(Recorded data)
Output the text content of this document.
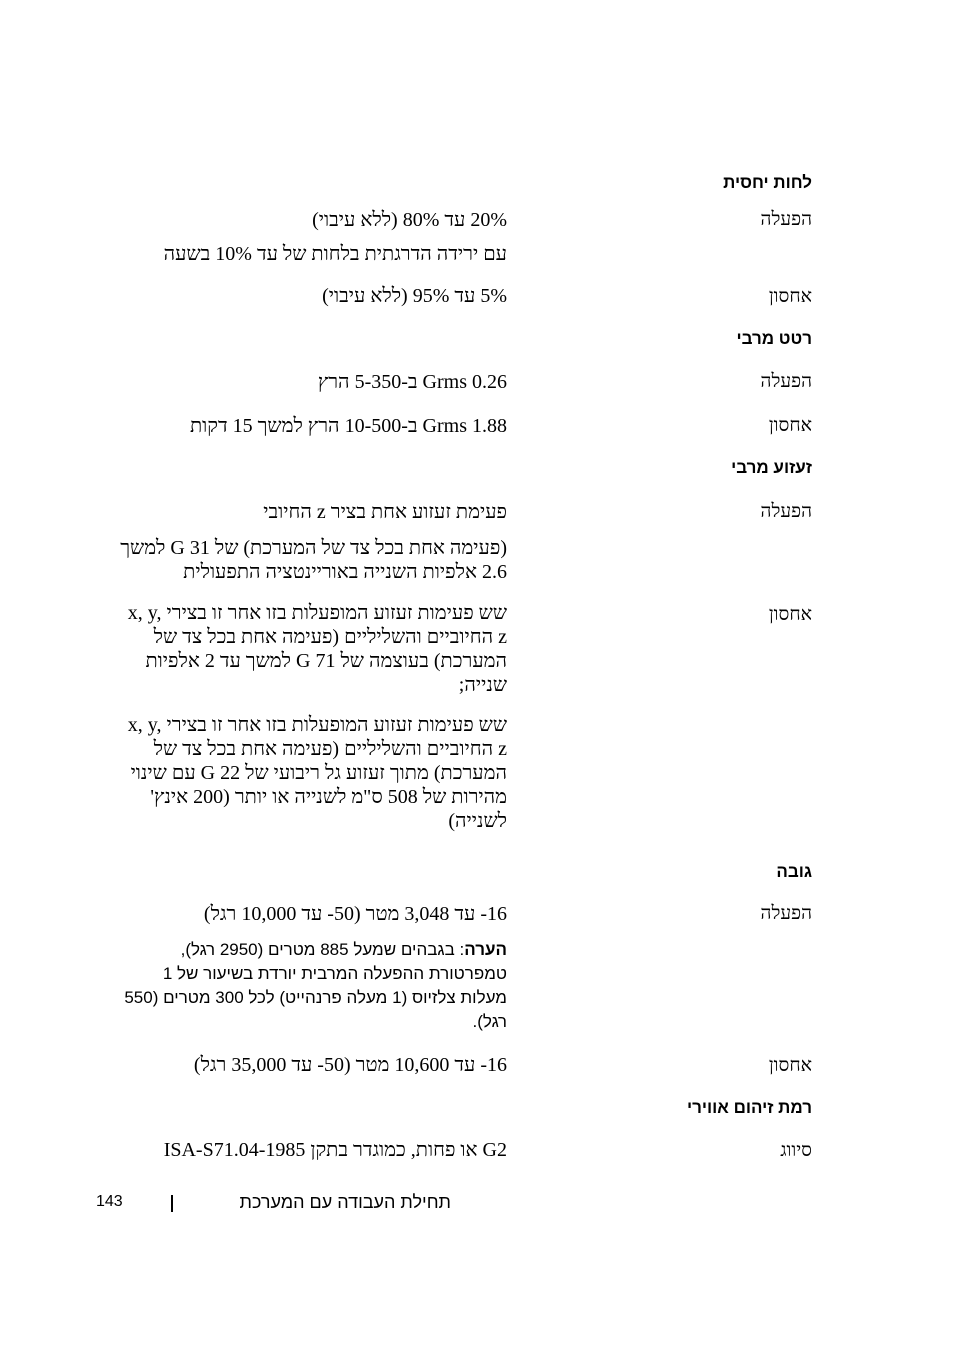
לחות יחסית
הפעלה
20% עד 80% (ללא עיבוי)
עם ירידה הדרגתית בלחות של עד 10% בשעה
אחסון
5% עד 95% (ללא עיבוי)
רטט מרבי
הפעלה
0.26 Grms ב-5-350 הרץ
אחסון
1.88 Grms ב-10-500 הרץ למשך 15 דקות
זעזוע מרבי
הפעלה
פעימת זעזוע אחת בציר z החיובי
(פעימה אחת בכל צד של המערכת) של 31 G למשך 2.6 אלפיות השנייה באוריינטציה התפעולית
אחסון
שש פעימות זעזוע המופעלות בזו אחר זו בצירי x, y, z החיוביים והשליליים (פעימה אחת בכל צד של המערכת) בעוצמה של 71 G למשך עד 2 אלפיות שנייה;
שש פעימות זעזוע המופעלות בזו אחר זו בצירי x, y, z החיוביים והשליליים (פעימה אחת בכל צד של המערכת) מתוך זעזוע גל ריבועי של 22 G עם שינוי מהירות של 508 ס"מ לשנייה או יותר (200 אינץ' לשנייה)
גובה
הפעלה
16- עד 3,048 מטר (50- עד 10,000 רגל)
הערה: בגבהים שמעל 885 מטרים (2950 רגל), טמפרטורת ההפעלה המרבית יורדת בשיעור של 1 מעלות צלזיוס (1 מעלה פרנהייט) לכל 300 מטרים (550 רגל).
אחסון
16- עד 10,600 מטר (50- עד 35,000 רגל)
רמת זיהום אווירי
סיווג
G2 או פחות, כמוגדר בתקן ISA-S71.04-1985
תחילת העבודה עם המערכת
143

DIRECTION » In the copy, include no pictures; restate the listing above exactly.

COMPLETED TASK »
Output the text content of this document.
לחות יחסית
הפעלה
20% עד 80% (ללא עיבוי)
עם ירידה הדרגתית בלחות של עד 10% בשעה
אחסון
5% עד 95% (ללא עיבוי)
רטט מרבי
הפעלה
0.26 Grms ב-5-350 הרץ
אחסון
1.88 Grms ב-10-500 הרץ למשך 15 דקות
זעזוע מרבי
הפעלה
פעימת זעזוע אחת בציר z החיובי
(פעימה אחת בכל צד של המערכת) של 31 G למשך 2.6 אלפיות השנייה באוריינטציה התפעולית
אחסון
שש פעימות זעזוע המופעלות בזו אחר זו בצירי x, y, z החיוביים והשליליים (פעימה אחת בכל צד של המערכת) בעוצמה של 71 G למשך עד 2 אלפיות שנייה;
שש פעימות זעזוע המופעלות בזו אחר זו בצירי x, y, z החיוביים והשליליים (פעימה אחת בכל צד של המערכת) מתוך זעזוע גל ריבועי של 22 G עם שינוי מהירות של 508 ס"מ לשנייה או יותר (200 אינץ' לשנייה)
גובה
הפעלה
16- עד 3,048 מטר (50- עד 10,000 רגל)
הערה: בגבהים שמעל 885 מטרים (2950 רגל), טמפרטורת ההפעלה המרבית יורדת בשיעור של 1 מעלות צלזיוס (1 מעלה פרנהייט) לכל 300 מטרים (550 רגל).
אחסון
16- עד 10,600 מטר (50- עד 35,000 רגל)
רמת זיהום אווירי
סיווג
G2 או פחות, כמוגדר בתקן ISA-S71.04-1985
תחילת העבודה עם המערכת
143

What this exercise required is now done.